● Task to carry out
In the form rendering lifecycle passage, reproduce the text starting at "Form Rendering Lifecycle" and ending at "complex, conditional forms.".

● Source passage
+ + + + + + +
Form Rendering Lifecycle
- Form JSON Schema is fetched from the backend using selector
- Default values are inserted where defined
- JEXL expressions are parsed, injected, and cached
- Context bindings (e.g.,
form.chars
,entity.*
,related.*
) are resolved - Widgets are lazily rendered — i.e., instantiated only when needed
- LOVs and Listings trigger async data loads
- Events and reactive behavior (JEXL, NGRX selectors, etc.) are executed live
Understanding this lifecycle helps isolate and debug rendering or behavior issues, especially in complex, conditional forms.
Dynamic Behavior & Conditions
Runtime behavior is controlled primarily using JEXL expressions, placed within:
config.hidden
readonly
default
validationMessages
- layout conditions (e.g., show/hide tabs or cards)
+ + + + + + +
● Data section
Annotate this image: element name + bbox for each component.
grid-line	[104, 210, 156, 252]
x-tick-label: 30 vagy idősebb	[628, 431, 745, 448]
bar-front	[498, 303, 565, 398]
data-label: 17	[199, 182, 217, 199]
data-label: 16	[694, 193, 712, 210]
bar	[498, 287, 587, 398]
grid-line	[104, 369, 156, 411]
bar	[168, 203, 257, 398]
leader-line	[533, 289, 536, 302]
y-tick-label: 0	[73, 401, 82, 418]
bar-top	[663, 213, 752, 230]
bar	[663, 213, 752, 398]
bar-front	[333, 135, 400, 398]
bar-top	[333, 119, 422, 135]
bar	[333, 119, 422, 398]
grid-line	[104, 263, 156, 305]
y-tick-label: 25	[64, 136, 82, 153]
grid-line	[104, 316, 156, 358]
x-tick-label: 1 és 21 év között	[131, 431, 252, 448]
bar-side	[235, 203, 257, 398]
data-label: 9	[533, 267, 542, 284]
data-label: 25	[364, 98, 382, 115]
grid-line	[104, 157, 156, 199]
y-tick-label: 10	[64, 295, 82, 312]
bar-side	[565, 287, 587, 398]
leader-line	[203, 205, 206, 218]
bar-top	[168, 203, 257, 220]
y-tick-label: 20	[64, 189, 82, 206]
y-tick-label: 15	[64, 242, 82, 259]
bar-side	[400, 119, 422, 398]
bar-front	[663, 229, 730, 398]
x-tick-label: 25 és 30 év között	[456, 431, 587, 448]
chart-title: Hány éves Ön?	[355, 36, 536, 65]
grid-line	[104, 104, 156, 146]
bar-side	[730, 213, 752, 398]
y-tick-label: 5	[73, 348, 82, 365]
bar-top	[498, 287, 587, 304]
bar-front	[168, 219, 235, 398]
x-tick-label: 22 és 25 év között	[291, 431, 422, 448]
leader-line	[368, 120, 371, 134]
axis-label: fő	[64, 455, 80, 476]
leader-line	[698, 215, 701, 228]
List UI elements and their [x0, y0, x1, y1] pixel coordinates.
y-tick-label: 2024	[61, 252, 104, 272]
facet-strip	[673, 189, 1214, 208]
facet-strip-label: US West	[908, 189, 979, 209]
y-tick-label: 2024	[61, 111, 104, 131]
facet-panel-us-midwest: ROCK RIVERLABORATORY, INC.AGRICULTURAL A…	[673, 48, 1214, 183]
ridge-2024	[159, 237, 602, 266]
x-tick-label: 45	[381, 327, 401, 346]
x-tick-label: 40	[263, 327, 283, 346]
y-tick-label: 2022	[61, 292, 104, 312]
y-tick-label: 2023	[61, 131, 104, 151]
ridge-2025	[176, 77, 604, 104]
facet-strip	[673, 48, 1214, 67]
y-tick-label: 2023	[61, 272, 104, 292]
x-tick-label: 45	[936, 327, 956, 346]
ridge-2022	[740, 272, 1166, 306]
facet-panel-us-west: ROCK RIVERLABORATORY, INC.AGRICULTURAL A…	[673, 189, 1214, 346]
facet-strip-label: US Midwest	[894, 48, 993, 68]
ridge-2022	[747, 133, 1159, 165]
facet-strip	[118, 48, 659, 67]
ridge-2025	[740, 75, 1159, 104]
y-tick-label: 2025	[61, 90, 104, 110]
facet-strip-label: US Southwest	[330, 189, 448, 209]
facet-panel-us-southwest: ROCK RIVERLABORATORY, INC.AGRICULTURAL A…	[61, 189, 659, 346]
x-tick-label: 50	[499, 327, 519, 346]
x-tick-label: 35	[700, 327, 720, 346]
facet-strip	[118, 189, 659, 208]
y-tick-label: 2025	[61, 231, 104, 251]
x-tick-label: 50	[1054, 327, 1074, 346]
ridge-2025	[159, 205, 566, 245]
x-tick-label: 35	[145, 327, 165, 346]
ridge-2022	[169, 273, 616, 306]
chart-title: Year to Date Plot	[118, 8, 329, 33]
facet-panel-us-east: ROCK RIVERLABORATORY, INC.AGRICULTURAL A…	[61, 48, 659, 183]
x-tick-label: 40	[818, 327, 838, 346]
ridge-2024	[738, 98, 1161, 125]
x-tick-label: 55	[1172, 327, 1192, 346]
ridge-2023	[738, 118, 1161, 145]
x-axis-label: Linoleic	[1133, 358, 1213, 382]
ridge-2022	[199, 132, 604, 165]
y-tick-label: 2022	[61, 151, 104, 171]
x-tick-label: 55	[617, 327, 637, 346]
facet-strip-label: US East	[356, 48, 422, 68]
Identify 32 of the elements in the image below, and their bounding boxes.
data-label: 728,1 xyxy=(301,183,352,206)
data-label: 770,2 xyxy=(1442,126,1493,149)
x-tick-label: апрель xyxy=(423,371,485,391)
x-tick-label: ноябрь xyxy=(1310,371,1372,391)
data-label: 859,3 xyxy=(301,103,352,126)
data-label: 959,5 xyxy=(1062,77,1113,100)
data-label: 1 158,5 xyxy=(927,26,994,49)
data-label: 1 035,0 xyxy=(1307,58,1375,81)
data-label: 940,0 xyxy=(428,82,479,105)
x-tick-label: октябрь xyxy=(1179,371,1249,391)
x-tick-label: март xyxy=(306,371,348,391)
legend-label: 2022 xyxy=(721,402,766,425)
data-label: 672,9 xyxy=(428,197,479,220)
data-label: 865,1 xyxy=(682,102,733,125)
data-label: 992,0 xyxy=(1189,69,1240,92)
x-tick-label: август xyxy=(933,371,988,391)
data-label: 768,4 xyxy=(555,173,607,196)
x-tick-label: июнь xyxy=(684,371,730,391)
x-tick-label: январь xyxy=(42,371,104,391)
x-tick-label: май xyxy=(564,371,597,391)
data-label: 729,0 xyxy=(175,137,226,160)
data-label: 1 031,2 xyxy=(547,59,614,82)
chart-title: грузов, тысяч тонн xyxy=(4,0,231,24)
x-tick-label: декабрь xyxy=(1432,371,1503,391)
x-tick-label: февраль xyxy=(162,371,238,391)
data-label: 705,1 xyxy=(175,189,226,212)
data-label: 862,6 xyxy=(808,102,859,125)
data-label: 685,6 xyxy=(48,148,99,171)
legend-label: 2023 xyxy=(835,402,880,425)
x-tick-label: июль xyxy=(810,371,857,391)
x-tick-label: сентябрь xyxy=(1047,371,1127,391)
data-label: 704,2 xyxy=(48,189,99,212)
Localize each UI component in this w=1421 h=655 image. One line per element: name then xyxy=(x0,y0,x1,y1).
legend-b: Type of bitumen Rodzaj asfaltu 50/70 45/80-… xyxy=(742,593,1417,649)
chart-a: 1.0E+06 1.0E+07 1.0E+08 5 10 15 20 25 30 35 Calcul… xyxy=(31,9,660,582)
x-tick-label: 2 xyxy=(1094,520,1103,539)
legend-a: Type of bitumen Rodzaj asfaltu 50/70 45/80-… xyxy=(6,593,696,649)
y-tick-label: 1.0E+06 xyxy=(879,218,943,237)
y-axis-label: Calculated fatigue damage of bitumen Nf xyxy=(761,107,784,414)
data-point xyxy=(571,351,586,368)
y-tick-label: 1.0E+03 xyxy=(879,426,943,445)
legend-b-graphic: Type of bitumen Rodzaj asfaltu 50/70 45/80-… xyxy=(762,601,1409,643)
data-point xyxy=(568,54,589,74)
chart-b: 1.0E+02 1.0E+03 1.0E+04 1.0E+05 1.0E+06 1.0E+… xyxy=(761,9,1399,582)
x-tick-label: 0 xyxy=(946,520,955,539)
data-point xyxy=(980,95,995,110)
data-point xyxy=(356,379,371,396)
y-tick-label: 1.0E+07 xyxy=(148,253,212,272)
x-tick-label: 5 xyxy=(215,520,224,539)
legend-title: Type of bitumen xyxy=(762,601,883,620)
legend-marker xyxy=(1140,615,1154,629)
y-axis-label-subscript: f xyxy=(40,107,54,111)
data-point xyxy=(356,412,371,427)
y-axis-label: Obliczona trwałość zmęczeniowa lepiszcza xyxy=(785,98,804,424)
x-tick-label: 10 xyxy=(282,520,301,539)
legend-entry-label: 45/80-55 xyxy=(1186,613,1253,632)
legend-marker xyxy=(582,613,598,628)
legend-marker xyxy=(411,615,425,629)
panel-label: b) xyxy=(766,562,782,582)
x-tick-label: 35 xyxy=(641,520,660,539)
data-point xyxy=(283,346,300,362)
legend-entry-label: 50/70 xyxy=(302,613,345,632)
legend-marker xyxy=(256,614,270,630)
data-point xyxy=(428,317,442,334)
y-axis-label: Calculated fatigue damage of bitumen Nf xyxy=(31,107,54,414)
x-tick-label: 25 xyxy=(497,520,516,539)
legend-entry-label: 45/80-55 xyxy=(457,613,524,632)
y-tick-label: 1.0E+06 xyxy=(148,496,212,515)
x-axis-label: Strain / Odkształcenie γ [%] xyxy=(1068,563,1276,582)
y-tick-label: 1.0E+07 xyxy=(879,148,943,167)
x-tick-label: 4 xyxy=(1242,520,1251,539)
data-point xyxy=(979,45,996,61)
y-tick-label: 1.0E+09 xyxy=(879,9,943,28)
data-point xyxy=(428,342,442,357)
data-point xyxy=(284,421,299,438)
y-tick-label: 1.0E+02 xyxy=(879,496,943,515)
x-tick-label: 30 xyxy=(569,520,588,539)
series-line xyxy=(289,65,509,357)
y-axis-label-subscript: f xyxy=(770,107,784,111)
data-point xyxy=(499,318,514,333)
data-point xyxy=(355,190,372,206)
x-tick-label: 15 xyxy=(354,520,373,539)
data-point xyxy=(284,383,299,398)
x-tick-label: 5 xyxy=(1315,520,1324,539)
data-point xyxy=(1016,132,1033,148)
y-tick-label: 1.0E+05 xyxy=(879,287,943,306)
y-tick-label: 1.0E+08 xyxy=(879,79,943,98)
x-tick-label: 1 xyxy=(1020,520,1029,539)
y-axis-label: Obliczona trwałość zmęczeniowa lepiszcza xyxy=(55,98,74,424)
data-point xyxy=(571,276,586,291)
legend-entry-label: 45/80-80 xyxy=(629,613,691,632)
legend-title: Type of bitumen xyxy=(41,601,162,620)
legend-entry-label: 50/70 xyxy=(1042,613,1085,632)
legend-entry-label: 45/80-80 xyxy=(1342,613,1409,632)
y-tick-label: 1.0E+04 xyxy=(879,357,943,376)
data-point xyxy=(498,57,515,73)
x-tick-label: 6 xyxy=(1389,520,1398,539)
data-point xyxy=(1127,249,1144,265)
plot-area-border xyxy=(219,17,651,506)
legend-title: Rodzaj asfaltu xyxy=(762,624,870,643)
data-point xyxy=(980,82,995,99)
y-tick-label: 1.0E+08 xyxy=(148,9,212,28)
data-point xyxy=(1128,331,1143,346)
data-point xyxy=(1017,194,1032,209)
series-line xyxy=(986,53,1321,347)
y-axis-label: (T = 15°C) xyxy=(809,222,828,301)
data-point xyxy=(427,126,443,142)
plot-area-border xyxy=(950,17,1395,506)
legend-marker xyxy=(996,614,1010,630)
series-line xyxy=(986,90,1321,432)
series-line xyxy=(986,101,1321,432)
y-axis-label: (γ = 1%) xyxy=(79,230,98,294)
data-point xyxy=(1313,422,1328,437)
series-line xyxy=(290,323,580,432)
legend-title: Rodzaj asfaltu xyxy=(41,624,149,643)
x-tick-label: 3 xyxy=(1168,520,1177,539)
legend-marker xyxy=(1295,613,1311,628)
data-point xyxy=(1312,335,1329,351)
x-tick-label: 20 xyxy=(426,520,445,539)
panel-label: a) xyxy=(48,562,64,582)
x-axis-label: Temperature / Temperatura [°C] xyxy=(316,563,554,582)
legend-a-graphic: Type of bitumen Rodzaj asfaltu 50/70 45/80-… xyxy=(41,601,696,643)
+ + + + + + +
● Result
Form Rendering Lifecycle
- Form JSON Schema is fetched from the backend using selector
- Default values are inserted where defined
- JEXL expressions are parsed, injected, and cached
- Context bindings (e.g.,
form.chars
,entity.*
,related.*
) are resolved - Widgets are lazily rendered — i.e., instantiated only when needed
- LOVs and Listings trigger async data loads
- Events and reactive behavior (JEXL, NGRX selectors, etc.) are executed live
Understanding this lifecycle helps isolate and debug rendering or behavior issues, especially in complex, conditional forms.